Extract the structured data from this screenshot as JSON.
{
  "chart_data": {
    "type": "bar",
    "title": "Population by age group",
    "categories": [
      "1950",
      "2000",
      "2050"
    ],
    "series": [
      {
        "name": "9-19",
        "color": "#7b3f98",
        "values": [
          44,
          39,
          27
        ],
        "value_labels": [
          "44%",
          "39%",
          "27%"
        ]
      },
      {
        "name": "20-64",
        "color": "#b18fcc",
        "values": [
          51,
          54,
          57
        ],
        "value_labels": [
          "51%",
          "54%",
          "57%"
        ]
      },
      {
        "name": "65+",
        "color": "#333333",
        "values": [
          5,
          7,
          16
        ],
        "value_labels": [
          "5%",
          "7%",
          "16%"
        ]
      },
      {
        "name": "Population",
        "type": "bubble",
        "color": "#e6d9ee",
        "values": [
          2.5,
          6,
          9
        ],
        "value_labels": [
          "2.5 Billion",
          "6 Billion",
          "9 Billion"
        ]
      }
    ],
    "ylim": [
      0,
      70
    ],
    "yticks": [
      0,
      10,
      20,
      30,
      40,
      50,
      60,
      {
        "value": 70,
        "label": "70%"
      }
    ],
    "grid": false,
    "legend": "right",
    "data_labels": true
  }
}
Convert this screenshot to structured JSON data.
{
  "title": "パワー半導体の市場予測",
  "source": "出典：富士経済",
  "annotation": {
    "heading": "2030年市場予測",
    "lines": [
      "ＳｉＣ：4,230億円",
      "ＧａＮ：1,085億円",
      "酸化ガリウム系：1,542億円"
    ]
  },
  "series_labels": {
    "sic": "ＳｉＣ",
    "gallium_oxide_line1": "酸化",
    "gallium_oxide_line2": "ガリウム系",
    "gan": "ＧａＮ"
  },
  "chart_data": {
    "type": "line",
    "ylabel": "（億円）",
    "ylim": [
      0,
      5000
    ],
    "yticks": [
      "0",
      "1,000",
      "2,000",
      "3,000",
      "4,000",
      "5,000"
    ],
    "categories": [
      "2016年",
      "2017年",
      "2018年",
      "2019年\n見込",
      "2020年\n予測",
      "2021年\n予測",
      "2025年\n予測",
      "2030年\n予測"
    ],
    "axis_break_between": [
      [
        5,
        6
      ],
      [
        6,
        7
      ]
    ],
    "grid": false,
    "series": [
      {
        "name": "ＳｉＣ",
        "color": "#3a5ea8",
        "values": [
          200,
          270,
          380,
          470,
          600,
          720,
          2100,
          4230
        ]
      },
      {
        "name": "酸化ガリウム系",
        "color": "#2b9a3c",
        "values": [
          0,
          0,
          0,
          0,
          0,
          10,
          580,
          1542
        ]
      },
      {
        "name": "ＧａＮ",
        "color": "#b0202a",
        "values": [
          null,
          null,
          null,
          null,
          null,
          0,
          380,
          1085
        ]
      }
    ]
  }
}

= = = = =

Work to be completed: Gather all lines of the records that include the word "screenshot".

Response to this task:
Extract the structured data from this screenshot as JSON.
Convert this screenshot to structured JSON data.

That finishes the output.